▸ **EXERCISE DETAILS**
Copy out each line featuring the string "أراد" from the entries beneath.

▸ **ENTRIES SHOWN**
=-=-=
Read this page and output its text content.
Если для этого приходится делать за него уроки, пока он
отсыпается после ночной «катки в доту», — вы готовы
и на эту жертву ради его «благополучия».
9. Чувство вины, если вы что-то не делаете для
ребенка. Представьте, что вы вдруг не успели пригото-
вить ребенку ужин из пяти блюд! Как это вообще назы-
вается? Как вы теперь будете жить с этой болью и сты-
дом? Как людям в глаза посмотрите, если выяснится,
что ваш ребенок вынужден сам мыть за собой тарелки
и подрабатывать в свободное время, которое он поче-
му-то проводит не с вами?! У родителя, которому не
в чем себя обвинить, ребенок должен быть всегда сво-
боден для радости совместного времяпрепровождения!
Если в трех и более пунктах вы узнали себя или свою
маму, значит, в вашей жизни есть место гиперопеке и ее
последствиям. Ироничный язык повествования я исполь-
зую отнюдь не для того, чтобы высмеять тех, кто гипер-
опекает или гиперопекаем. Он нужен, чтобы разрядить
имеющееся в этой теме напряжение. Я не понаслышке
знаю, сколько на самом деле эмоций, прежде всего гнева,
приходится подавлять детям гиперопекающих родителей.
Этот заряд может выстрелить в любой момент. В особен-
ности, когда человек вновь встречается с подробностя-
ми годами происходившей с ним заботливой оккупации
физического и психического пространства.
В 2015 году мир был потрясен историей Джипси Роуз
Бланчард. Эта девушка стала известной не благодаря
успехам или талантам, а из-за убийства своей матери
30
=-=-=
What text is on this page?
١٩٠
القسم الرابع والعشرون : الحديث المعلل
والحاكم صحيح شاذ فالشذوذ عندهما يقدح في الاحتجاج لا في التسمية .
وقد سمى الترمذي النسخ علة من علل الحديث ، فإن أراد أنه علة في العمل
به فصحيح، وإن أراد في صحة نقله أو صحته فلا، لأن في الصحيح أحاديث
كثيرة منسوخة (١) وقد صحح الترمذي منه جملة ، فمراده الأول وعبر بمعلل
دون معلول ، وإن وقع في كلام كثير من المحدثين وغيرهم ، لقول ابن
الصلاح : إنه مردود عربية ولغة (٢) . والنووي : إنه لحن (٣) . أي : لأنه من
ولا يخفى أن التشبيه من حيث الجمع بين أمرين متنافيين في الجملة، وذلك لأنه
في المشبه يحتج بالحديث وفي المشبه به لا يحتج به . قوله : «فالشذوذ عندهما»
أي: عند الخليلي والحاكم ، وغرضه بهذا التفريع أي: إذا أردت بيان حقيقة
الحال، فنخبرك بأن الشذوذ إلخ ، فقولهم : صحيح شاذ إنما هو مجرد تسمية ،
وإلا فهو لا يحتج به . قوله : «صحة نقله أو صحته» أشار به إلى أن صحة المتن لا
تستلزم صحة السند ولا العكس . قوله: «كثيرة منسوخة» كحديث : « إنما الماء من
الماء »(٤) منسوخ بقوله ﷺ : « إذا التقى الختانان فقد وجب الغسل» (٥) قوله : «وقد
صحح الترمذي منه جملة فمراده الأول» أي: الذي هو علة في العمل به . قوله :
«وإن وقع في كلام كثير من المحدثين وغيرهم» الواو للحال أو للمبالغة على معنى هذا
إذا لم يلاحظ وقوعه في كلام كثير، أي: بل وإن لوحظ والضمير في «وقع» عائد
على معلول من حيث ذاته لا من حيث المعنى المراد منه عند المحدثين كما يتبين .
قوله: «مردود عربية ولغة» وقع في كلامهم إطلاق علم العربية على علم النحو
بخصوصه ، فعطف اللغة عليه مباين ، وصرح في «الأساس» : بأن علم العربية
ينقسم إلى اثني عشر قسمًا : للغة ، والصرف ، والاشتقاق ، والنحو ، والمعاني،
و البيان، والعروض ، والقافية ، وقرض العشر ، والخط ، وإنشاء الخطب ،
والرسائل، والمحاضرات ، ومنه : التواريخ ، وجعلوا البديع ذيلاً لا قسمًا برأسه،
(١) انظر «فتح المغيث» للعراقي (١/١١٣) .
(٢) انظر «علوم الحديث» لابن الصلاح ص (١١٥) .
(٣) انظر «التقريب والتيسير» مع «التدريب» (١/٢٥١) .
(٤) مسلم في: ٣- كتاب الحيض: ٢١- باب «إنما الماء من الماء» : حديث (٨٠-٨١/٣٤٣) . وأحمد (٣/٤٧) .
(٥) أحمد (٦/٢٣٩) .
=-=-=
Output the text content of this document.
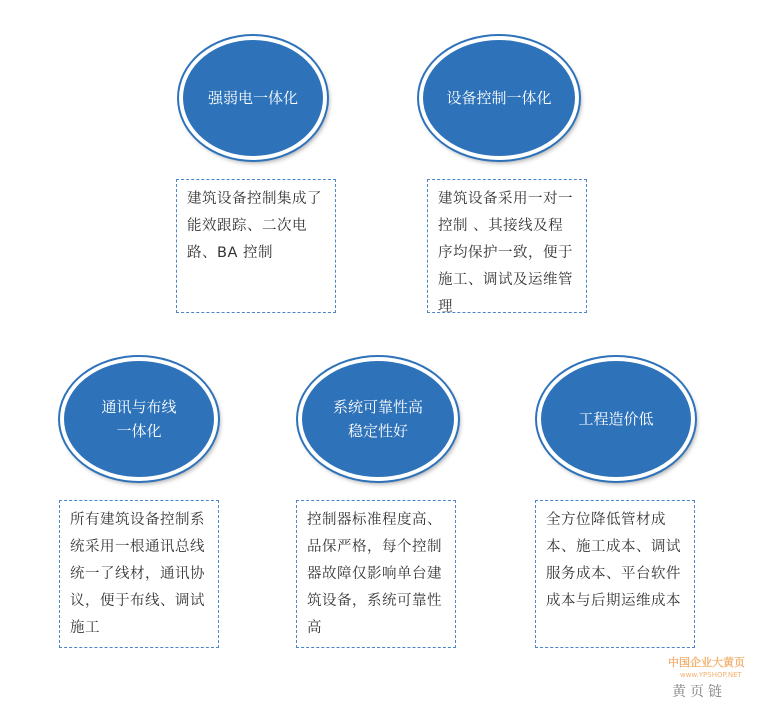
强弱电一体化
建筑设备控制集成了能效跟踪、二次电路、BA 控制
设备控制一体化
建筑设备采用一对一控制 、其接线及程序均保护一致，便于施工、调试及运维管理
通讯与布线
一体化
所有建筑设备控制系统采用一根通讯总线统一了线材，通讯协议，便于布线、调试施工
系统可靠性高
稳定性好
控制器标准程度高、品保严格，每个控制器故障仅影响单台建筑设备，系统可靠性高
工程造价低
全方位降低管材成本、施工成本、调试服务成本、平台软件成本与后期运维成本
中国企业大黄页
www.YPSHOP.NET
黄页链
=-=-=
▸ **OUTPUT FOR THIS EXERCISE**
وقد سمى الترمذي النسخ علة من علل الحديث ، فإن أراد أنه علة في العمل
به فصحيح، وإن أراد في صحة نقله أو صحته فلا، لأن في الصحيح أحاديث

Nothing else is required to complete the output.